▶ [What you need to do]: Search the material and gather each line with "ylabel" in it.

▶ [Material for this exercise]:
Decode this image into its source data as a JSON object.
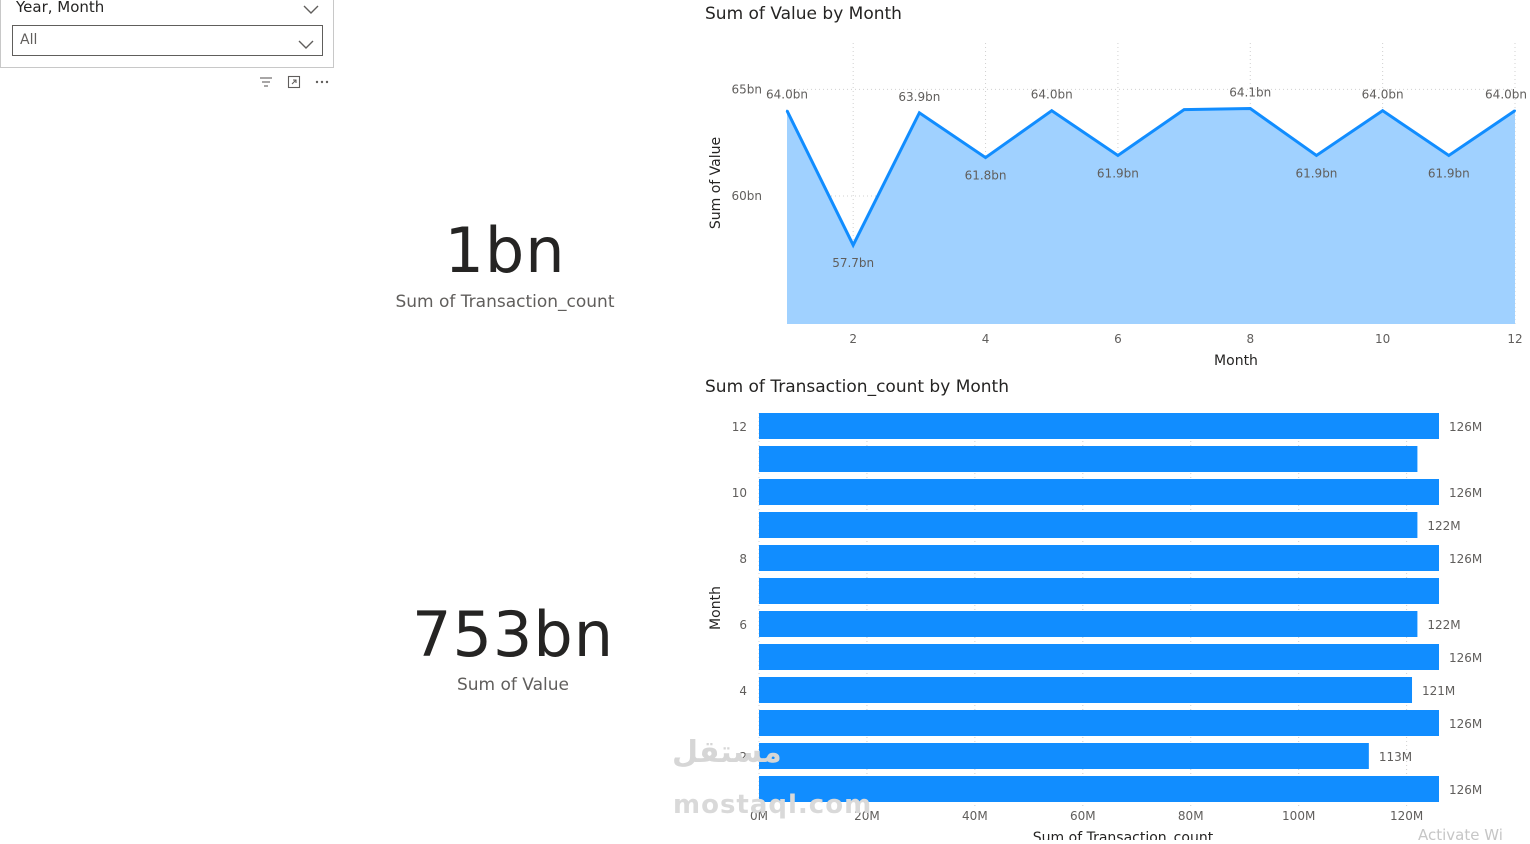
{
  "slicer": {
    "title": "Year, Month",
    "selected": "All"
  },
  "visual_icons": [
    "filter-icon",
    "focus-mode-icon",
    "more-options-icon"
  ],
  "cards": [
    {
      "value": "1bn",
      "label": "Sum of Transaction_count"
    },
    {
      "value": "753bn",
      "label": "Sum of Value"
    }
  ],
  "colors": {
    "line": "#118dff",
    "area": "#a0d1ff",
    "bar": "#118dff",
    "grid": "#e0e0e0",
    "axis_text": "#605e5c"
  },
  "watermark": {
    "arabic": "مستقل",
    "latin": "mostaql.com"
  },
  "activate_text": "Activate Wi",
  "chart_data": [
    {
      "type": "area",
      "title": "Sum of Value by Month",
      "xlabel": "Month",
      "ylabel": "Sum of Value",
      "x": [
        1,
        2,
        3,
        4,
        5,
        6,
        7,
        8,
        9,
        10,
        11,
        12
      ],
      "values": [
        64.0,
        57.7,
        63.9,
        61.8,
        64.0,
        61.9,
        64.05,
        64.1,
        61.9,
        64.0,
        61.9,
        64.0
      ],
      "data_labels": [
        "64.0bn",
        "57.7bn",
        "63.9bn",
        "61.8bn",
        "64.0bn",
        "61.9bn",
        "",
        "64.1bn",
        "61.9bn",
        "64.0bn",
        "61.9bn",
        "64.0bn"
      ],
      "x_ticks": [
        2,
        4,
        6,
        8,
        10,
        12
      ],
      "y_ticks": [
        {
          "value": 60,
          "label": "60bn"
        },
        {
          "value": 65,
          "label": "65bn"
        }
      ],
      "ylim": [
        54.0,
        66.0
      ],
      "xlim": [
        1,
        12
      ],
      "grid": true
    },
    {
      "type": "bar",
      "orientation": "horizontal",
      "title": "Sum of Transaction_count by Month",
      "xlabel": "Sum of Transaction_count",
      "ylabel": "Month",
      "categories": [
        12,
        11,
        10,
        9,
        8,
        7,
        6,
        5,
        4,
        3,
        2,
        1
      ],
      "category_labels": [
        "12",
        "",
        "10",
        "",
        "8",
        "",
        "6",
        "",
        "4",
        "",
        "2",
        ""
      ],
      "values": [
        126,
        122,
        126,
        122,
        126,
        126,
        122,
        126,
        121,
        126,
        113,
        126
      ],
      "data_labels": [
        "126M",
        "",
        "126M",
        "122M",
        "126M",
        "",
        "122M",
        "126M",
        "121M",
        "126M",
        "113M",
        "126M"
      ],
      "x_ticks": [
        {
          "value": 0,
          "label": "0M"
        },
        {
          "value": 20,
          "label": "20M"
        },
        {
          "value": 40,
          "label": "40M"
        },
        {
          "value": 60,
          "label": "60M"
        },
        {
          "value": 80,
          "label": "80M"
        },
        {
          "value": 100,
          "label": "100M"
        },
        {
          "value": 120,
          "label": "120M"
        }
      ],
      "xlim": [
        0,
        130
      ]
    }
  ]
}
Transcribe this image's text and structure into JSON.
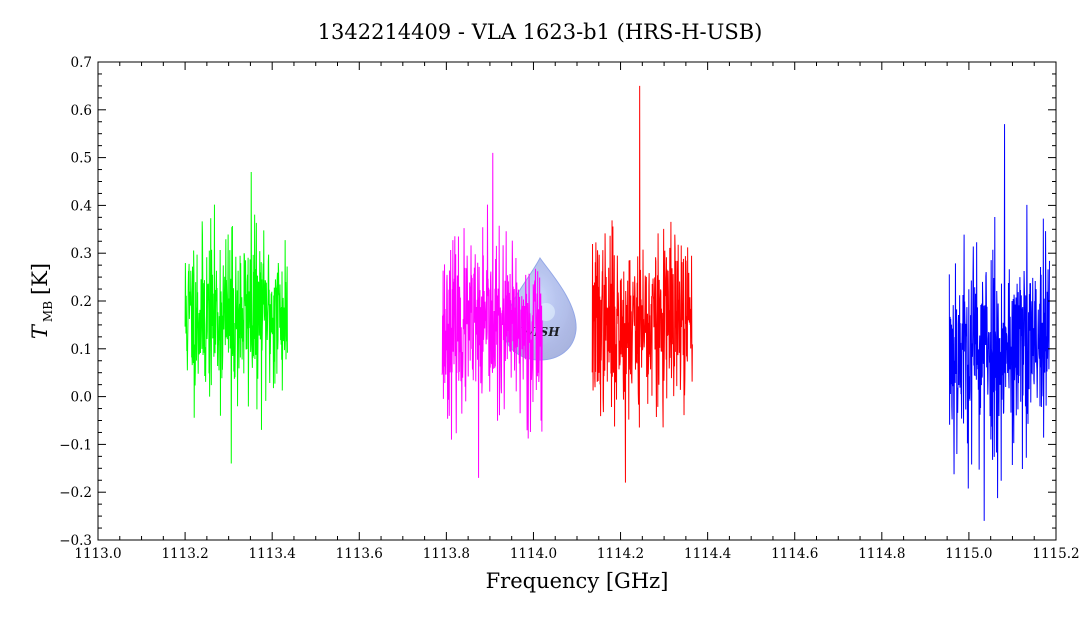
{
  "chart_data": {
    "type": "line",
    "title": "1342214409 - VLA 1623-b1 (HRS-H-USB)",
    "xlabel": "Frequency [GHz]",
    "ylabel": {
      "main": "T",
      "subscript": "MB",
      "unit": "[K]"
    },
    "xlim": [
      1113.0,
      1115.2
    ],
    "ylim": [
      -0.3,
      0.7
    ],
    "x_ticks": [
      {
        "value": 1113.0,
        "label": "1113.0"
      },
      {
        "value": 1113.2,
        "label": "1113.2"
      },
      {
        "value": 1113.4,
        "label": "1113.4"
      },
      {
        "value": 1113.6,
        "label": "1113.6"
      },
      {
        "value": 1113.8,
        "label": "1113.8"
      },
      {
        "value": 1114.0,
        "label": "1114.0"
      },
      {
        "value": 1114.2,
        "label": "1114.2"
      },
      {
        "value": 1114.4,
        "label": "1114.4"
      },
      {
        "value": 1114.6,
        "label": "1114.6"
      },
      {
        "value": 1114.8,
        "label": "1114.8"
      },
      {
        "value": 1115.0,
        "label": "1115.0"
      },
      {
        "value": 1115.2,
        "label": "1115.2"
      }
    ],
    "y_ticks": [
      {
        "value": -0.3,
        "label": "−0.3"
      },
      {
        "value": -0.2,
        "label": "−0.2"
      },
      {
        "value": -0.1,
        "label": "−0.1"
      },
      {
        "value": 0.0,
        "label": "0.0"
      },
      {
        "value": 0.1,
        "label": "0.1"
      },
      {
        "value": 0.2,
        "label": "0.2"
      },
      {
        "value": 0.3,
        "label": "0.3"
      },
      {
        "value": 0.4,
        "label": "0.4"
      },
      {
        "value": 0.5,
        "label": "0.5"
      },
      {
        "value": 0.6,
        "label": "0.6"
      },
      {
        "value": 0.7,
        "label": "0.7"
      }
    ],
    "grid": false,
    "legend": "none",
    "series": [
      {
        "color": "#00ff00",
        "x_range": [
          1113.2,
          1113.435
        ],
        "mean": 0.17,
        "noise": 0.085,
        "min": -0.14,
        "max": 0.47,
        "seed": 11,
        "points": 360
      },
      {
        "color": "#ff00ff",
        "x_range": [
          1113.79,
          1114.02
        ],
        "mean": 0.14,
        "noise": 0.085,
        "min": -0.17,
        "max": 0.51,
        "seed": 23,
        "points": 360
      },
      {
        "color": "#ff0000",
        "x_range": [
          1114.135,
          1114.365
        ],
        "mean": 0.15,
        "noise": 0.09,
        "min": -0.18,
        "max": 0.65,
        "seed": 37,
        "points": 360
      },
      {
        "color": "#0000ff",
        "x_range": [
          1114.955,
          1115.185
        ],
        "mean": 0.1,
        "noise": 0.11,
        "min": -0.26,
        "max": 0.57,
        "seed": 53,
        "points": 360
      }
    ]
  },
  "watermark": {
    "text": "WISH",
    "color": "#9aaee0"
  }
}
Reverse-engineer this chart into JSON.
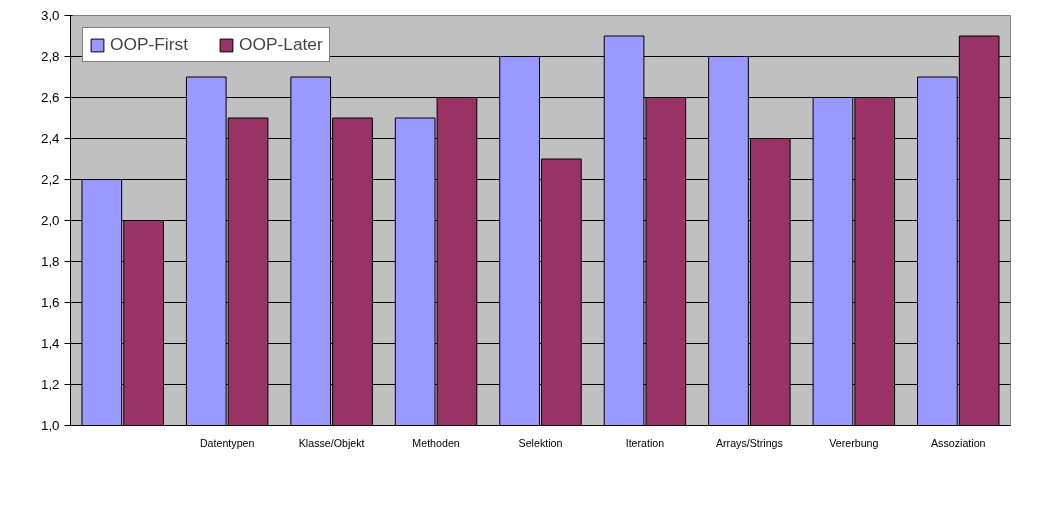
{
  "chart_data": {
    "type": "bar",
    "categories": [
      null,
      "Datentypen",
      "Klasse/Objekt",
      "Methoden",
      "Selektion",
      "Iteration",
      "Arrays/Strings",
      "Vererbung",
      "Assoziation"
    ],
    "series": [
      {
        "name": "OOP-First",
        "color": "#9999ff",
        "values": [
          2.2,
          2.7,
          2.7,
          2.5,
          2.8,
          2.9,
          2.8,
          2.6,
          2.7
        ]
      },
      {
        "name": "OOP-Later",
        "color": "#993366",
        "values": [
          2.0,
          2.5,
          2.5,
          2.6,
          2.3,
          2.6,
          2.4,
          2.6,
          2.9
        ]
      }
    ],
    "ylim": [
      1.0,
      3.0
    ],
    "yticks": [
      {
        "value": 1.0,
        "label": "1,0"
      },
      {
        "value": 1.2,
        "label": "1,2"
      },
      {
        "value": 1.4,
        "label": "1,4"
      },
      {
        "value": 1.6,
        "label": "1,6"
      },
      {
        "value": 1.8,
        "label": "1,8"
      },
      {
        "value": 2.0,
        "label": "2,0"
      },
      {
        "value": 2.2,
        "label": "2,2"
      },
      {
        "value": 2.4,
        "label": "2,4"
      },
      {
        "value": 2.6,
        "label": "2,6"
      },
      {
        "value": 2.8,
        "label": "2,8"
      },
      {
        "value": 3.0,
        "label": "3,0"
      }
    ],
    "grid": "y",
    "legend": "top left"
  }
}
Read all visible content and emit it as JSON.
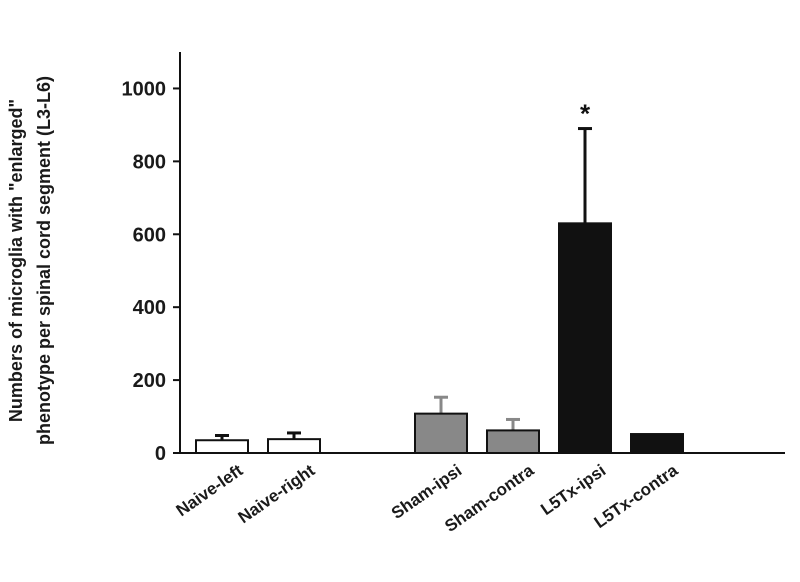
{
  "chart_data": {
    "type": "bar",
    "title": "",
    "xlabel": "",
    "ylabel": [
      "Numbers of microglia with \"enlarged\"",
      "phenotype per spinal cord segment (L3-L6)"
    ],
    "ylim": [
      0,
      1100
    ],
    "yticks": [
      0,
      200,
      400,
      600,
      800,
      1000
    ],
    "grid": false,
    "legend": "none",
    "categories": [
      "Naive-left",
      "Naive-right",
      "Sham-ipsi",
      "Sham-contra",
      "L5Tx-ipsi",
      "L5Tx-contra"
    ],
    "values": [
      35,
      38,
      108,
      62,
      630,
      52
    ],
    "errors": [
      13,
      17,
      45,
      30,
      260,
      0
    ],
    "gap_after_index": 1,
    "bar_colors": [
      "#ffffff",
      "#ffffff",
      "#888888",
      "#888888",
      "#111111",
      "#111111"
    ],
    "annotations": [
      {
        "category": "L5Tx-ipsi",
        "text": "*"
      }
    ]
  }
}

▶ [Finished exercise]:
      "ylabel": "Sum of Value",
      "ylabel": "Month",
    "ylabel": {
    "ylabel": [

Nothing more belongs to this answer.